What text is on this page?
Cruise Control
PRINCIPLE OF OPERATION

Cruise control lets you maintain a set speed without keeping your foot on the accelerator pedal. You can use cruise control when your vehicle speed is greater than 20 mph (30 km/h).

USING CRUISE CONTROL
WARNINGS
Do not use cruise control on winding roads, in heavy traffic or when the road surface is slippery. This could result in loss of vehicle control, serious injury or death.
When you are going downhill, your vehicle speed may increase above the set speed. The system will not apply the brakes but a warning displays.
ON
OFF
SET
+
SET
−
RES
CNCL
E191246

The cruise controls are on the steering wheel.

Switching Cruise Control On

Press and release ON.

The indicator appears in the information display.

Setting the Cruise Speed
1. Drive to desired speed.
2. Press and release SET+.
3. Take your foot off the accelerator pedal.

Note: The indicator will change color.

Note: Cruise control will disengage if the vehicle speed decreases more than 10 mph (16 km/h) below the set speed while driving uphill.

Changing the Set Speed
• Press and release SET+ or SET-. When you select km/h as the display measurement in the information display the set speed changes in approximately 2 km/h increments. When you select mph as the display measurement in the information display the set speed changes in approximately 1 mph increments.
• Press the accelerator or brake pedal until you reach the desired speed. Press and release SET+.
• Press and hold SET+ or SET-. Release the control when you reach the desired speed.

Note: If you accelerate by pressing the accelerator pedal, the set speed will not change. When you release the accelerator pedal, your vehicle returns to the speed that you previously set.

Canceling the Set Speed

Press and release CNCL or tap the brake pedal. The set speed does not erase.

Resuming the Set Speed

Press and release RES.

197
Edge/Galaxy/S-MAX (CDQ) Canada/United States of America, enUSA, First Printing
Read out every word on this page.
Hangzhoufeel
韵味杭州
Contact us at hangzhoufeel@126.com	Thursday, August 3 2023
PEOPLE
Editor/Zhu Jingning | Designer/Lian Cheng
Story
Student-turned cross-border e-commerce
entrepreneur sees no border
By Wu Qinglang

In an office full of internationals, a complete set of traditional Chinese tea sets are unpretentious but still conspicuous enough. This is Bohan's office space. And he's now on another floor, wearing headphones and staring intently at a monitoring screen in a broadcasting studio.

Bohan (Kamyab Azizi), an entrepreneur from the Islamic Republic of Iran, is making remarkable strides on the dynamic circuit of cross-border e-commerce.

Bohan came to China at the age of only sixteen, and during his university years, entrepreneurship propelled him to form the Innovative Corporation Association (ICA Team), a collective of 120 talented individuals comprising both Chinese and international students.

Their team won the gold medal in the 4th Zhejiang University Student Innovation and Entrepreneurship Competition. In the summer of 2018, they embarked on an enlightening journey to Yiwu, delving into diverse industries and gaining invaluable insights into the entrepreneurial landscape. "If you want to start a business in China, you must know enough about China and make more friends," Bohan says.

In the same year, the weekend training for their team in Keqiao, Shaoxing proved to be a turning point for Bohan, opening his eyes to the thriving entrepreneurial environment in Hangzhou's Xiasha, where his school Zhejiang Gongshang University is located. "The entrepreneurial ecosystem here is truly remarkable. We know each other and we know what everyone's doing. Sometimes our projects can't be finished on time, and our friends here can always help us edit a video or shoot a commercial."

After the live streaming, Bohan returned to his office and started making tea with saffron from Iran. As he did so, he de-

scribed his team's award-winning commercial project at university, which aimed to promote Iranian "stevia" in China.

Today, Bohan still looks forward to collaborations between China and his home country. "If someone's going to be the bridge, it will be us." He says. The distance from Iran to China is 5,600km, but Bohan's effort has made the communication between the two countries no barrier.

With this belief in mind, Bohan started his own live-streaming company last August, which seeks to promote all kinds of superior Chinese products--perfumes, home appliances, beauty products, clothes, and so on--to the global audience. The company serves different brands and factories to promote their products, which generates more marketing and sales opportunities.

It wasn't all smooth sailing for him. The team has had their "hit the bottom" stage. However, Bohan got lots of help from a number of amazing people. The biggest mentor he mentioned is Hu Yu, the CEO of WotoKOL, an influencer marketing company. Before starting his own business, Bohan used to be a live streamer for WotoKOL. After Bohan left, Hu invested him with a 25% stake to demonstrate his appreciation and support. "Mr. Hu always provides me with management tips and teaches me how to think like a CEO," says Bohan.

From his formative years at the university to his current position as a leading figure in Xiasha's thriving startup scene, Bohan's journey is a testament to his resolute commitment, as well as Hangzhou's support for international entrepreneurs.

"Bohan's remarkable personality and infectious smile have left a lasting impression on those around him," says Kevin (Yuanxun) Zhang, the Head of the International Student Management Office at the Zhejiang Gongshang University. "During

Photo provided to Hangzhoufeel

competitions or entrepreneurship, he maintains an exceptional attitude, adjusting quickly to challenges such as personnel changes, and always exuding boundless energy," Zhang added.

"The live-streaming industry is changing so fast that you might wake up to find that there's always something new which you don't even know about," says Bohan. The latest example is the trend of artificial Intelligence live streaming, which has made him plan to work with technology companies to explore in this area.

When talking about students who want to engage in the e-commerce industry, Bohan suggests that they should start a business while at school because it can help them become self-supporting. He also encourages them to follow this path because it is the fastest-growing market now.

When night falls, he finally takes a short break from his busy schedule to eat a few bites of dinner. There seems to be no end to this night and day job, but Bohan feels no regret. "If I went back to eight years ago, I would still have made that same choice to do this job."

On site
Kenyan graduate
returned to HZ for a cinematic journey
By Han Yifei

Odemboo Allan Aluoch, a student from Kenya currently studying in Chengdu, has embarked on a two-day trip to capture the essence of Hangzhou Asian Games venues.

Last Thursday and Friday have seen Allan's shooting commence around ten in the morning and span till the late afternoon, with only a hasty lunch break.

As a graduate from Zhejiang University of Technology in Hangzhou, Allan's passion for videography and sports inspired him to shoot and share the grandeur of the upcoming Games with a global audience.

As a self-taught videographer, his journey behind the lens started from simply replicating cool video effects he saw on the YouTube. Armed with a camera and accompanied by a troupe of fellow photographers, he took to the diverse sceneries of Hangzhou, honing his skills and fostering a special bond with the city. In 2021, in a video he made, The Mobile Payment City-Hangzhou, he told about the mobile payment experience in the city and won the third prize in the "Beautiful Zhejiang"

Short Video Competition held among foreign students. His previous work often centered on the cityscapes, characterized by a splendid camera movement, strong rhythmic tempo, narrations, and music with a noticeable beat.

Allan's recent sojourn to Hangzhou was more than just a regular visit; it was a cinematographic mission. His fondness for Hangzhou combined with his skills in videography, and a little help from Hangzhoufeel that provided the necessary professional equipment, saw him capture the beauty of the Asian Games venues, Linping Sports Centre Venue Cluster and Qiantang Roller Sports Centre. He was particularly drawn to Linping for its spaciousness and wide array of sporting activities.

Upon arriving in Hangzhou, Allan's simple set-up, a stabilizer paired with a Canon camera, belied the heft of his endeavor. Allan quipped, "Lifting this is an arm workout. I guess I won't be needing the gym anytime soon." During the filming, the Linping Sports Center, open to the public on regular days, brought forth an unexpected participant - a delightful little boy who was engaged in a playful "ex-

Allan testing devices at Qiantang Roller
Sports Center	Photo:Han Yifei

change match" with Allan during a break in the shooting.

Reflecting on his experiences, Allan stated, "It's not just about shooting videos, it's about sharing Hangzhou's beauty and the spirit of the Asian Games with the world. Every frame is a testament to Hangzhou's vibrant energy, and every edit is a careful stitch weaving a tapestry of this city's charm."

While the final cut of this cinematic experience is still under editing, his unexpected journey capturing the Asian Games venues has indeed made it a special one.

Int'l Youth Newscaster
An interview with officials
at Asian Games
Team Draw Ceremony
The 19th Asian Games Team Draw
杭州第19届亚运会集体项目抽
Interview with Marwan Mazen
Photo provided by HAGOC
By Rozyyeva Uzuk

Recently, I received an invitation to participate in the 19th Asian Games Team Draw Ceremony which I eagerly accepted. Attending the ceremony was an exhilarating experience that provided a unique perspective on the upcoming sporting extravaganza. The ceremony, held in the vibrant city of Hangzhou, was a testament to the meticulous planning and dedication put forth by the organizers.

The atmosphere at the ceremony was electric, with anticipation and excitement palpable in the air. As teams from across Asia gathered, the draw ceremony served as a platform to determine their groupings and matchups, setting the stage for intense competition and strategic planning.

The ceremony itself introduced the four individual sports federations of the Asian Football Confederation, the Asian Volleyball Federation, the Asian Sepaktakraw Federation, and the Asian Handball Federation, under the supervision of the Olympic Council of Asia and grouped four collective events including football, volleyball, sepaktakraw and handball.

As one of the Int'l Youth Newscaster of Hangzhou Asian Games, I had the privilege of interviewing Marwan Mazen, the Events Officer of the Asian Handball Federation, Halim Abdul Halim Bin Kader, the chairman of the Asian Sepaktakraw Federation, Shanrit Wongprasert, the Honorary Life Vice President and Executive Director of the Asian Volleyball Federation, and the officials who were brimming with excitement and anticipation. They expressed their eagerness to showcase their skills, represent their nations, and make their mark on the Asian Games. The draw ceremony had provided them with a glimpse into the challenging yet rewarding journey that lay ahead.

● ● ● ● ● ● ●

Instruction: From the entries above, copy every line where the word "Marwan" shows up.

Complete output:
Interview with Marwan Mazen
As one of the Int'l Youth Newscaster of Hangzhou Asian Games, I had the privilege of interviewing Marwan Mazen, the Events Officer of the Asian Handball Federation, Halim Abdul Halim Bin Kader, the chairman of the Asian Sepaktakraw Federation, Shanrit Wongprasert, the Honorary Life Vice President and Executive Director of the Asian Volleyball Federation, and the officials who were brimming with excitement and anticipation. They expressed their eagerness to showcase their skills, represent their nations, and make their mark on the Asian Games. The draw ceremony had provided them with a glimpse into the challenging yet rewarding journey that lay ahead.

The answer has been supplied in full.